■ **Problem requirements**
Can you rename "candle-body" to "candlestick-body" throughout the stretch from the first line through the line that contains "volume-bar xyxy=(394,470,396,472)", leaving everything else in those lines unchanged?

■ **Provided data**
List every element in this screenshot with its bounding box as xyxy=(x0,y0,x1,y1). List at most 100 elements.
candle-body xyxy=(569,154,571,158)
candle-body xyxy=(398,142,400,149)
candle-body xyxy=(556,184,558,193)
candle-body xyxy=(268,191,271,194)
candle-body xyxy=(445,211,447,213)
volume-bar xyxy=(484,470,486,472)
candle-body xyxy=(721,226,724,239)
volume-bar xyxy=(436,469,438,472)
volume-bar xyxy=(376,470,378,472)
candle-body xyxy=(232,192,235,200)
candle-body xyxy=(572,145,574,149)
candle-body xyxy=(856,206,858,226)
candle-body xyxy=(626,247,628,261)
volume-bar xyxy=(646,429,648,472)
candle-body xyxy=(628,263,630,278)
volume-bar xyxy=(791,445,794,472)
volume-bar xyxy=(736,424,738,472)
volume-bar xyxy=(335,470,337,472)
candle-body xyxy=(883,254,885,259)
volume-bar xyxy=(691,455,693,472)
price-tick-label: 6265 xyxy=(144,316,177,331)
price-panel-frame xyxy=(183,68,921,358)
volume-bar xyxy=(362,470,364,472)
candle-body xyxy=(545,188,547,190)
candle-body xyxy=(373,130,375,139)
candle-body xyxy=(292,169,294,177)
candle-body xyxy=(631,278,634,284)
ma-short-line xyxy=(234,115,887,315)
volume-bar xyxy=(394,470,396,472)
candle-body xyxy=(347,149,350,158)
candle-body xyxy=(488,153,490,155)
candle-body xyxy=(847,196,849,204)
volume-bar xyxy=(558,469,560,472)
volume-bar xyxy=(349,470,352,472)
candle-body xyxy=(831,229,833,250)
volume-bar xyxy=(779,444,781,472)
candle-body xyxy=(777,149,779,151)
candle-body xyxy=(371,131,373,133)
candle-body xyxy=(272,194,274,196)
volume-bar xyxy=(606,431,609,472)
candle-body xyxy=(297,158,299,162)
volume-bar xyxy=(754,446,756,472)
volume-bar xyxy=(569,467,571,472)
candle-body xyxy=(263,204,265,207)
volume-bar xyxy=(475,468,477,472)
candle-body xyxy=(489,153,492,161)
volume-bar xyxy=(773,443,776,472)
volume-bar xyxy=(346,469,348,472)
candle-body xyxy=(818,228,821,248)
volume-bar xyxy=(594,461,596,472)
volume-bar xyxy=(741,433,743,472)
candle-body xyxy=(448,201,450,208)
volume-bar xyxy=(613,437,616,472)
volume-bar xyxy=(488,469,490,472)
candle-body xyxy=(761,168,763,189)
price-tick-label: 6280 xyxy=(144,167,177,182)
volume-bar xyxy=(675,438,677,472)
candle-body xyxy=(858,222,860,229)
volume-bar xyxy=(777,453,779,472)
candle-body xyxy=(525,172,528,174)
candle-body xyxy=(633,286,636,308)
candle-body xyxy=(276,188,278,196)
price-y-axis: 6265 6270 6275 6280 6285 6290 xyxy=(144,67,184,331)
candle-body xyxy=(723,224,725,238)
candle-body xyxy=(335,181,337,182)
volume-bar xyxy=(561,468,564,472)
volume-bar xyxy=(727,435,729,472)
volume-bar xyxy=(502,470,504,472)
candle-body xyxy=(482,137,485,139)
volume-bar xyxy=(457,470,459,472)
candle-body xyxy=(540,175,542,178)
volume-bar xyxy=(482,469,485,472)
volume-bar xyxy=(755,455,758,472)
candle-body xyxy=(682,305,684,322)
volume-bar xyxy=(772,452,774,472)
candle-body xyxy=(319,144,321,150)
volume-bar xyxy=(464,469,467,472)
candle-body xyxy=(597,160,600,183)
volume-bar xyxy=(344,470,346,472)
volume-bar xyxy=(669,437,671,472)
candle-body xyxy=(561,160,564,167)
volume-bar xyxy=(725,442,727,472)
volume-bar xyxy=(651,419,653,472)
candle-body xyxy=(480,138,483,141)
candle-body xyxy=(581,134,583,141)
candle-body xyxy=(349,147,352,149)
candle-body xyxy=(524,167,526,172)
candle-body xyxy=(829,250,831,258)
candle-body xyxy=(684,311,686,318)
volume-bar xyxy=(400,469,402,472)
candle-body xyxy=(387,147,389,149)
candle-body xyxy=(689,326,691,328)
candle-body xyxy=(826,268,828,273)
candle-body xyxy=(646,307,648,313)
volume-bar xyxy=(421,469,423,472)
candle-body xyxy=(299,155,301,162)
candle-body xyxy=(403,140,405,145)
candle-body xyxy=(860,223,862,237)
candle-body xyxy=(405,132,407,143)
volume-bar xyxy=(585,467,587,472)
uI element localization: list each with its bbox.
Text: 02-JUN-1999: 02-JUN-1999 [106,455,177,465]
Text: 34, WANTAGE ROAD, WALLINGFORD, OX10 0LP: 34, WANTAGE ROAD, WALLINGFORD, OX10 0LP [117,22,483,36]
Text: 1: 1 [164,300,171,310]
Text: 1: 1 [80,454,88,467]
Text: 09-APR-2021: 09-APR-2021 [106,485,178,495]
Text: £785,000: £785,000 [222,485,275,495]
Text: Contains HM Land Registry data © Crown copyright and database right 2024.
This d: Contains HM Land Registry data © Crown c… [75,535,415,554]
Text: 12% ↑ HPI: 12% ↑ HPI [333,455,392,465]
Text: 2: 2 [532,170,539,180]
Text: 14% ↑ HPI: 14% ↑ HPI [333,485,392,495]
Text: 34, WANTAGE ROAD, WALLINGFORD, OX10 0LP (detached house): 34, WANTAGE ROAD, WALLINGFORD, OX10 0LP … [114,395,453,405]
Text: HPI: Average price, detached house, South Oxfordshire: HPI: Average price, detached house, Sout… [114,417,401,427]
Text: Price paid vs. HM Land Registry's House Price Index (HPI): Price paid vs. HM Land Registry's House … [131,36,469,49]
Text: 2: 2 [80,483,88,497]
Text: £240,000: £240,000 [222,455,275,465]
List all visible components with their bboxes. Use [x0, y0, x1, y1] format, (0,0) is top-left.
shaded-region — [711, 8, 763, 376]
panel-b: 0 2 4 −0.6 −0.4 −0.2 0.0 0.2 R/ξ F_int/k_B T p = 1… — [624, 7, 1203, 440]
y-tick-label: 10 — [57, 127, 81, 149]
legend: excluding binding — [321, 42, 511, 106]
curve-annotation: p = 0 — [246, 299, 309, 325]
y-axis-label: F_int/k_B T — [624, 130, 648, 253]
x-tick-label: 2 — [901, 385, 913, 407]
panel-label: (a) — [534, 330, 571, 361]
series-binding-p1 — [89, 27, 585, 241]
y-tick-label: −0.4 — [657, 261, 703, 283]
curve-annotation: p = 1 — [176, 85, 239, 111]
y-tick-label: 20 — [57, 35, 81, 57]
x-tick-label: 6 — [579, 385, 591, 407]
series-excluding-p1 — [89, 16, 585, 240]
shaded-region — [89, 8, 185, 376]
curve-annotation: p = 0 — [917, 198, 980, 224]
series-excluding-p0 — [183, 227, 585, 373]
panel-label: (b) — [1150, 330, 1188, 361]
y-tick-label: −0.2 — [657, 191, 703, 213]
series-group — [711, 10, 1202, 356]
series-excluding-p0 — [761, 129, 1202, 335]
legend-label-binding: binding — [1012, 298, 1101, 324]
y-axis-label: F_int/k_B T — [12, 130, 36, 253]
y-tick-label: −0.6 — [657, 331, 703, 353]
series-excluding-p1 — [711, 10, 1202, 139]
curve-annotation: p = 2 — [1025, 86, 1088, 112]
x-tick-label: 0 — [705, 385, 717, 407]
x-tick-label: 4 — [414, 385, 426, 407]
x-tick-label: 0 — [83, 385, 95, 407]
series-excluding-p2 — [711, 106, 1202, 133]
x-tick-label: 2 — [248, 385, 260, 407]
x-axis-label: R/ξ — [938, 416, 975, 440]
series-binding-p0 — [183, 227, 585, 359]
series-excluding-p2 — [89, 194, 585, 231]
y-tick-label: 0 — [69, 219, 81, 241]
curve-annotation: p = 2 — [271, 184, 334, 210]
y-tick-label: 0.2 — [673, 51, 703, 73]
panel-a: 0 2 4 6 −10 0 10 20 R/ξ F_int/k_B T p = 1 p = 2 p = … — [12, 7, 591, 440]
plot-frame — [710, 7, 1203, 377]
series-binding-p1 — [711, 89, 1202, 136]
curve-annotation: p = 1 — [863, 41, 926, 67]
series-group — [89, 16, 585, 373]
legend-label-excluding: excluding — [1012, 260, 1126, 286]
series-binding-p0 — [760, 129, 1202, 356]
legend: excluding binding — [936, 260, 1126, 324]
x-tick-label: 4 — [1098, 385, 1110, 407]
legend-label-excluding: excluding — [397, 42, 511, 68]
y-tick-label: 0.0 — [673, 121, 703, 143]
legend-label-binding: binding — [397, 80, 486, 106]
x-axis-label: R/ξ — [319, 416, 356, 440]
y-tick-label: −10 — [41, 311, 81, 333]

■ **Solved problem**
List every element in this screenshot with its bounding box as xyxy=(x0,y0,x1,y1). List at most 100 elements.
candlestick-body xyxy=(569,154,571,158)
candlestick-body xyxy=(398,142,400,149)
candlestick-body xyxy=(556,184,558,193)
candlestick-body xyxy=(268,191,271,194)
candlestick-body xyxy=(445,211,447,213)
volume-bar xyxy=(484,470,486,472)
candlestick-body xyxy=(721,226,724,239)
volume-bar xyxy=(436,469,438,472)
volume-bar xyxy=(376,470,378,472)
candlestick-body xyxy=(232,192,235,200)
candlestick-body xyxy=(572,145,574,149)
candlestick-body xyxy=(856,206,858,226)
candlestick-body xyxy=(626,247,628,261)
volume-bar xyxy=(646,429,648,472)
candlestick-body xyxy=(628,263,630,278)
volume-bar xyxy=(791,445,794,472)
volume-bar xyxy=(736,424,738,472)
volume-bar xyxy=(335,470,337,472)
candlestick-body xyxy=(883,254,885,259)
volume-bar xyxy=(691,455,693,472)
price-tick-label: 6265 xyxy=(144,316,177,331)
price-panel-frame xyxy=(183,68,921,358)
volume-bar xyxy=(362,470,364,472)
candlestick-body xyxy=(545,188,547,190)
candlestick-body xyxy=(373,130,375,139)
candlestick-body xyxy=(292,169,294,177)
candlestick-body xyxy=(631,278,634,284)
ma-short-line xyxy=(234,115,887,315)
volume-bar xyxy=(394,470,396,472)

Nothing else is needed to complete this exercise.